Exercise description: Copy out the lines that have "image" in them.

────────────────

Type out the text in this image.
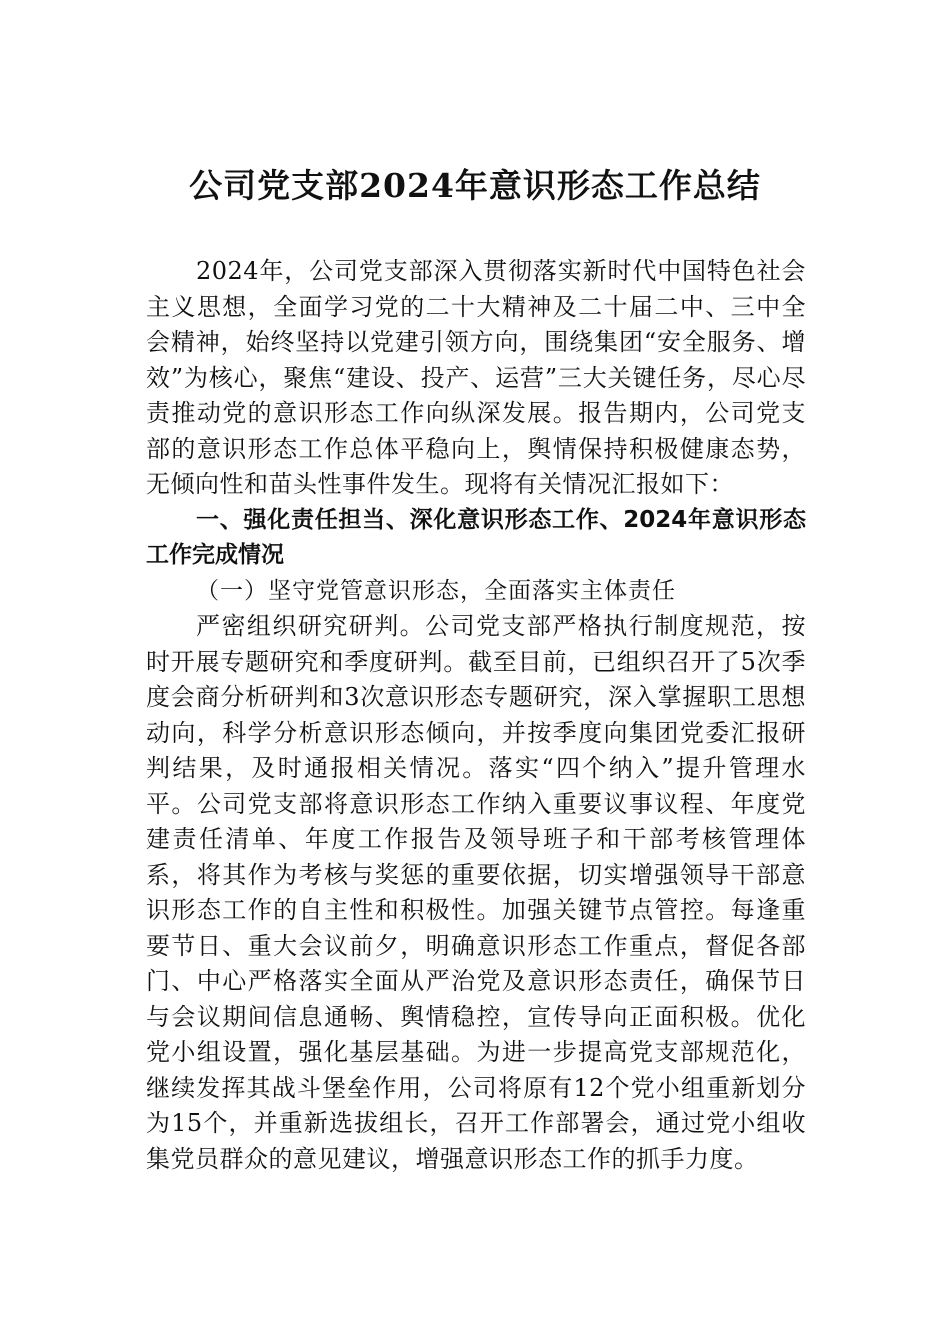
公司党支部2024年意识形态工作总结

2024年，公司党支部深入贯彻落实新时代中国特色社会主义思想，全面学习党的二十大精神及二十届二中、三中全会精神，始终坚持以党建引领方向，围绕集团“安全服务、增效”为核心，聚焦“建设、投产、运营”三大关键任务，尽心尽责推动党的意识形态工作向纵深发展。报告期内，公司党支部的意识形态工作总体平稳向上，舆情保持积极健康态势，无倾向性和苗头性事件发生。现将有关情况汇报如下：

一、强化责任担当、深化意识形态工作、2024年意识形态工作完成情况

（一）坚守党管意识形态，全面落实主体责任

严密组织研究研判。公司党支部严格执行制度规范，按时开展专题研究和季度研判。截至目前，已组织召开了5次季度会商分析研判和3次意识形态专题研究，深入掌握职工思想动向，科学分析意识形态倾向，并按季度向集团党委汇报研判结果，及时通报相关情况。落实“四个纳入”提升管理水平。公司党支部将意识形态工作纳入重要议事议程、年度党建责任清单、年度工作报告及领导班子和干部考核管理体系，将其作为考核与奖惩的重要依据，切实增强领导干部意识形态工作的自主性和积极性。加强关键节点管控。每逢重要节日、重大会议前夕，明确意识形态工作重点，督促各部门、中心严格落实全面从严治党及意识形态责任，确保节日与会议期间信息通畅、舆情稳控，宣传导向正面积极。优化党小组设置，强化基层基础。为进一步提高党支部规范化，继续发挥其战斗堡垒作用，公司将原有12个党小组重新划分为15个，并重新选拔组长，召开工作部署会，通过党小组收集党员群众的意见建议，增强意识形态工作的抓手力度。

────────────────

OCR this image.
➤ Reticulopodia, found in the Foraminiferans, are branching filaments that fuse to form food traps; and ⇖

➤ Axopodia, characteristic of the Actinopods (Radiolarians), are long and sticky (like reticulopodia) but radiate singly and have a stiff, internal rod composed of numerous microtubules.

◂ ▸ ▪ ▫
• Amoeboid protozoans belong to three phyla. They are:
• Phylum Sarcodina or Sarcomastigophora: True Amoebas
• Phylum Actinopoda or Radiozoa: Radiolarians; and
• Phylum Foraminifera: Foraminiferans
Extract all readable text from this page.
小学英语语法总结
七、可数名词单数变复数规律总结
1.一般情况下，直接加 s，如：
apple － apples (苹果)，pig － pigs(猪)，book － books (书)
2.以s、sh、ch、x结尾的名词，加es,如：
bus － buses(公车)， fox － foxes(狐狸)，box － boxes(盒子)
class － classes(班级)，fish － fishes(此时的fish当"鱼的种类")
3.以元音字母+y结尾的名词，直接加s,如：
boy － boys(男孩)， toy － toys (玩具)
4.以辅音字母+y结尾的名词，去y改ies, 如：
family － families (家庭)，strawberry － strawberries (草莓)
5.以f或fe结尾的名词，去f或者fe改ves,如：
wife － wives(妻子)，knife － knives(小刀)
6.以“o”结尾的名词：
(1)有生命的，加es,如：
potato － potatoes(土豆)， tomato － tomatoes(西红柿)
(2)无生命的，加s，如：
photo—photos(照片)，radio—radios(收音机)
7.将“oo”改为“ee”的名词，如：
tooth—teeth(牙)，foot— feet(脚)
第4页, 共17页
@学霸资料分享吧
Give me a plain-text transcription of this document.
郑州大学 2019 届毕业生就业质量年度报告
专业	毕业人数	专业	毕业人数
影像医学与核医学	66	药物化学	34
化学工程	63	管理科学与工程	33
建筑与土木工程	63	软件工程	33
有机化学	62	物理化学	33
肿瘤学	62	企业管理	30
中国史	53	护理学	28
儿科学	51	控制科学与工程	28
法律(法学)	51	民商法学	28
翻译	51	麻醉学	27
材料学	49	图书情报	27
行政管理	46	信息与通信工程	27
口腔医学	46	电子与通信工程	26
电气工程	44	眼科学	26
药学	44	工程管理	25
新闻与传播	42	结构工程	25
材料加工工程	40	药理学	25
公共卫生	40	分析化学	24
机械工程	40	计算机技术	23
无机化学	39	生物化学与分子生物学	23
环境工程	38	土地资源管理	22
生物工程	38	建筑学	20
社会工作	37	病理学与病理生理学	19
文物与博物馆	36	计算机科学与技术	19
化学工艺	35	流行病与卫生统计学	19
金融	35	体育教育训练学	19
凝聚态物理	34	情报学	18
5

────────────────

Final answer:
Type out the text in this image.
OCR this image.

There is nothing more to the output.